* [JOB] Restate the entries below word for word, omitting nothing.

(Entries taken from a collection)

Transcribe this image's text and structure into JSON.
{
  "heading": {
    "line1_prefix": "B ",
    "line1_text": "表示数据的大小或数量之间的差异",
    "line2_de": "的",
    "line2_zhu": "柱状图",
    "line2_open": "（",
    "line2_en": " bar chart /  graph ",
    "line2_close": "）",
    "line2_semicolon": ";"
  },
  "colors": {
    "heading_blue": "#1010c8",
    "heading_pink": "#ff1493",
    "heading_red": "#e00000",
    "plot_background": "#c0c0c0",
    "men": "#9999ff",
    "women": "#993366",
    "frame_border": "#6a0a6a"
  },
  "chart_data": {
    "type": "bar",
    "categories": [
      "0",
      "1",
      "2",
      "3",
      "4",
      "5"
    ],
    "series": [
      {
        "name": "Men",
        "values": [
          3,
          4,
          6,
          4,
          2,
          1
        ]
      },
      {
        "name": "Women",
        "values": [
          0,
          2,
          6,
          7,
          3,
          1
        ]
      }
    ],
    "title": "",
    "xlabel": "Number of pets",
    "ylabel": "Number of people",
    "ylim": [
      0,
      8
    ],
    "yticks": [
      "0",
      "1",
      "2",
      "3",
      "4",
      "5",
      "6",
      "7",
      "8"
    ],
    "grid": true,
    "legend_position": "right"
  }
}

* [EXERCISE RESPONSE]
Transcribe this image's text and structure into JSON.
{
  "heading": {
    "line1_prefix": "B ",
    "line1_text": "表示数据的大小或数量之间的差异",
    "line2_de": "的",
    "line2_zhu": "柱状图",
    "line2_open": "（",
    "line2_en": " bar chart /  graph ",
    "line2_close": "）",
    "line2_semicolon": ";"
  },
  "colors": {
    "heading_blue": "#1010c8",
    "heading_pink": "#ff1493",
    "heading_red": "#e00000",
    "plot_background": "#c0c0c0",
    "men": "#9999ff",
    "women": "#993366",
    "frame_border": "#6a0a6a"
  },
  "chart_data": {
    "type": "bar",
    "categories": [
      "0",
      "1",
      "2",
      "3",
      "4",
      "5"
    ],
    "series": [
      {
        "name": "Men",
        "values": [
          3,
          4,
          6,
          4,
          2,
          1
        ]
      },
      {
        "name": "Women",
        "values": [
          0,
          2,
          6,
          7,
          3,
          1
        ]
      }
    ],
    "title": "",
    "xlabel": "Number of pets",
    "ylabel": "Number of people",
    "ylim": [
      0,
      8
    ],
    "yticks": [
      "0",
      "1",
      "2",
      "3",
      "4",
      "5",
      "6",
      "7",
      "8"
    ],
    "grid": true,
    "legend_position": "right"
  }
}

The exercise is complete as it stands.